### DO THIS:
Exclude images, then output the remaining data verbatim.

### AVAILABLE RECORDS:

:::::

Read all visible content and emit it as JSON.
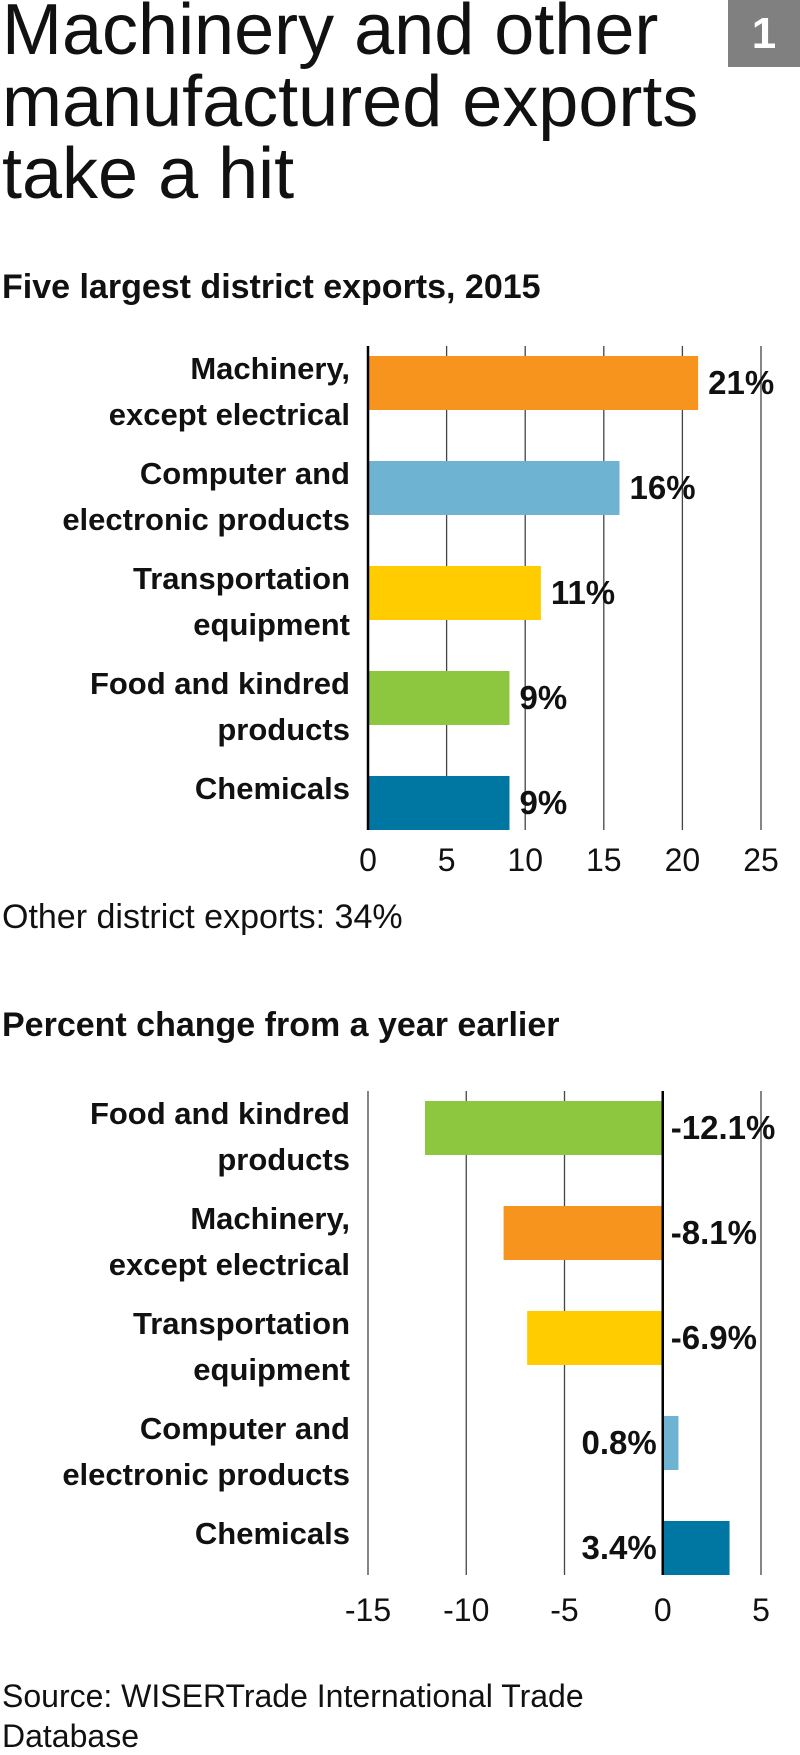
{
  "title": "Machinery and other manufactured exports take a hit",
  "badge": "1",
  "source": "Source: WISERTrade International Trade Database",
  "chart_data": [
    {
      "type": "bar",
      "orientation": "horizontal",
      "title": "Five largest district exports, 2015",
      "categories": [
        "Machinery,\nexcept electrical",
        "Computer and\nelectronic products",
        "Transportation\nequipment",
        "Food and kindred\nproducts",
        "Chemicals"
      ],
      "values": [
        21,
        16,
        11,
        9,
        9
      ],
      "value_labels": [
        "21%",
        "16%",
        "11%",
        "9%",
        "9%"
      ],
      "colors": [
        "#f7941d",
        "#6fb3d3",
        "#ffcc00",
        "#8dc63f",
        "#0076a3"
      ],
      "xlim": [
        0,
        25
      ],
      "xticks": [
        0,
        5,
        10,
        15,
        20,
        25
      ],
      "grid": true,
      "note": "Other district exports: 34%"
    },
    {
      "type": "bar",
      "orientation": "horizontal",
      "title": "Percent change from a year earlier",
      "categories": [
        "Food and kindred\nproducts",
        "Machinery,\nexcept electrical",
        "Transportation\nequipment",
        "Computer and\nelectronic products",
        "Chemicals"
      ],
      "values": [
        -12.1,
        -8.1,
        -6.9,
        0.8,
        3.4
      ],
      "value_labels": [
        "-12.1%",
        "-8.1%",
        "-6.9%",
        "0.8%",
        "3.4%"
      ],
      "colors": [
        "#8dc63f",
        "#f7941d",
        "#ffcc00",
        "#6fb3d3",
        "#0076a3"
      ],
      "xlim": [
        -15,
        5
      ],
      "xticks": [
        -15,
        -10,
        -5,
        0,
        5
      ],
      "grid": true
    }
  ]
}
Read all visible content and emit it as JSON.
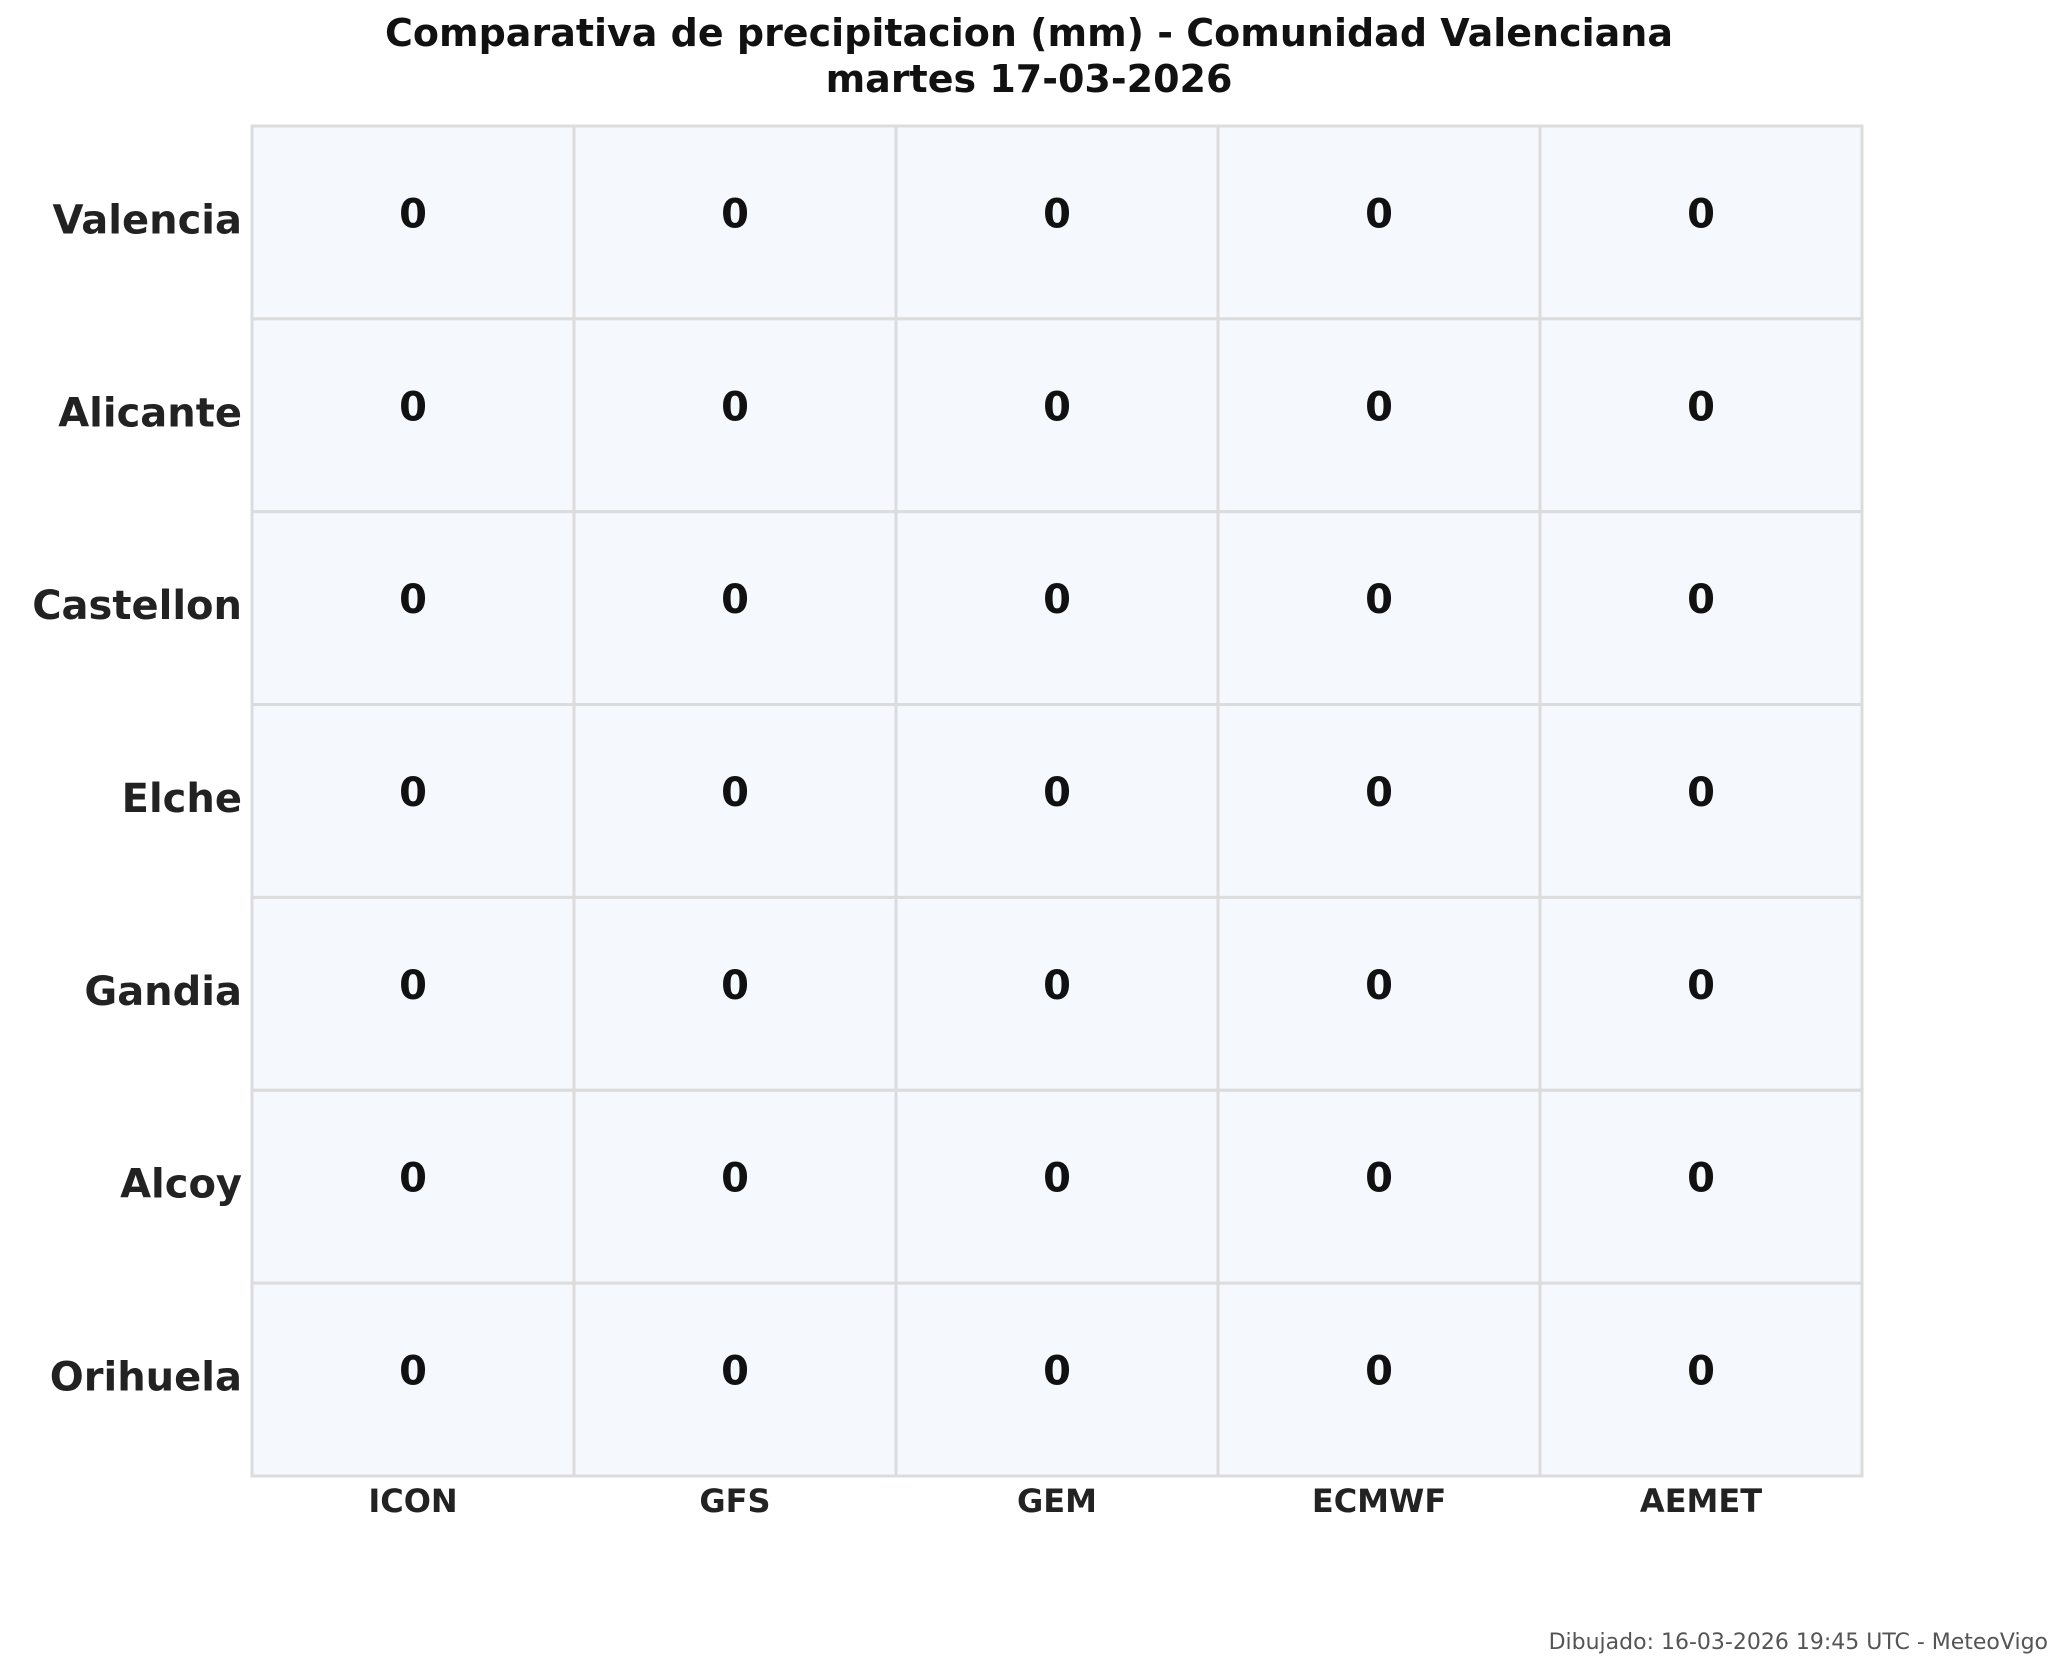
{
  "chart_data": {
    "type": "heatmap",
    "title": "Comparativa de precipitacion (mm) - Comunidad Valenciana",
    "subtitle": "martes 17-03-2026",
    "columns": [
      "ICON",
      "GFS",
      "GEM",
      "ECMWF",
      "AEMET"
    ],
    "rows": [
      "Valencia",
      "Alicante",
      "Castellon",
      "Elche",
      "Gandia",
      "Alcoy",
      "Orihuela"
    ],
    "values": [
      [
        0,
        0,
        0,
        0,
        0
      ],
      [
        0,
        0,
        0,
        0,
        0
      ],
      [
        0,
        0,
        0,
        0,
        0
      ],
      [
        0,
        0,
        0,
        0,
        0
      ],
      [
        0,
        0,
        0,
        0,
        0
      ],
      [
        0,
        0,
        0,
        0,
        0
      ],
      [
        0,
        0,
        0,
        0,
        0
      ]
    ],
    "cell_color": "#f5f9fe",
    "grid_color": "#dcdcdc",
    "value_color": "#111111"
  },
  "footer": "Dibujado: 16-03-2026 19:45 UTC - MeteoVigo"
}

:::::

### CORRECT RESPONSE:
Read all visible content and emit it as JSON.
{
  "title": "Machinery and other manufactured exports take a hit",
  "badge": "1",
  "source": "Source: WISERTrade International Trade Database",
  "chart_data": [
    {
      "type": "bar",
      "orientation": "horizontal",
      "title": "Five largest district exports, 2015",
      "categories": [
        "Machinery,\nexcept electrical",
        "Computer and\nelectronic products",
        "Transportation\nequipment",
        "Food and kindred\nproducts",
        "Chemicals"
      ],
      "values": [
        21,
        16,
        11,
        9,
        9
      ],
      "value_labels": [
        "21%",
        "16%",
        "11%",
        "9%",
        "9%"
      ],
      "colors": [
        "#f7941d",
        "#6fb3d3",
        "#ffcc00",
        "#8dc63f",
        "#0076a3"
      ],
      "xlim": [
        0,
        25
      ],
      "xticks": [
        0,
        5,
        10,
        15,
        20,
        25
      ],
      "grid": true,
      "note": "Other district exports: 34%"
    },
    {
      "type": "bar",
      "orientation": "horizontal",
      "title": "Percent change from a year earlier",
      "categories": [
        "Food and kindred\nproducts",
        "Machinery,\nexcept electrical",
        "Transportation\nequipment",
        "Computer and\nelectronic products",
        "Chemicals"
      ],
      "values": [
        -12.1,
        -8.1,
        -6.9,
        0.8,
        3.4
      ],
      "value_labels": [
        "-12.1%",
        "-8.1%",
        "-6.9%",
        "0.8%",
        "3.4%"
      ],
      "colors": [
        "#8dc63f",
        "#f7941d",
        "#ffcc00",
        "#6fb3d3",
        "#0076a3"
      ],
      "xlim": [
        -15,
        5
      ],
      "xticks": [
        -15,
        -10,
        -5,
        0,
        5
      ],
      "grid": true
    }
  ]
}
Read all visible content and emit it as JSON.
{
  "chart_data": {
    "type": "heatmap",
    "title": "Comparativa de precipitacion (mm) - Comunidad Valenciana",
    "subtitle": "martes 17-03-2026",
    "columns": [
      "ICON",
      "GFS",
      "GEM",
      "ECMWF",
      "AEMET"
    ],
    "rows": [
      "Valencia",
      "Alicante",
      "Castellon",
      "Elche",
      "Gandia",
      "Alcoy",
      "Orihuela"
    ],
    "values": [
      [
        0,
        0,
        0,
        0,
        0
      ],
      [
        0,
        0,
        0,
        0,
        0
      ],
      [
        0,
        0,
        0,
        0,
        0
      ],
      [
        0,
        0,
        0,
        0,
        0
      ],
      [
        0,
        0,
        0,
        0,
        0
      ],
      [
        0,
        0,
        0,
        0,
        0
      ],
      [
        0,
        0,
        0,
        0,
        0
      ]
    ],
    "cell_color": "#f5f9fe",
    "grid_color": "#dcdcdc",
    "value_color": "#111111"
  },
  "footer": "Dibujado: 16-03-2026 19:45 UTC - MeteoVigo"
}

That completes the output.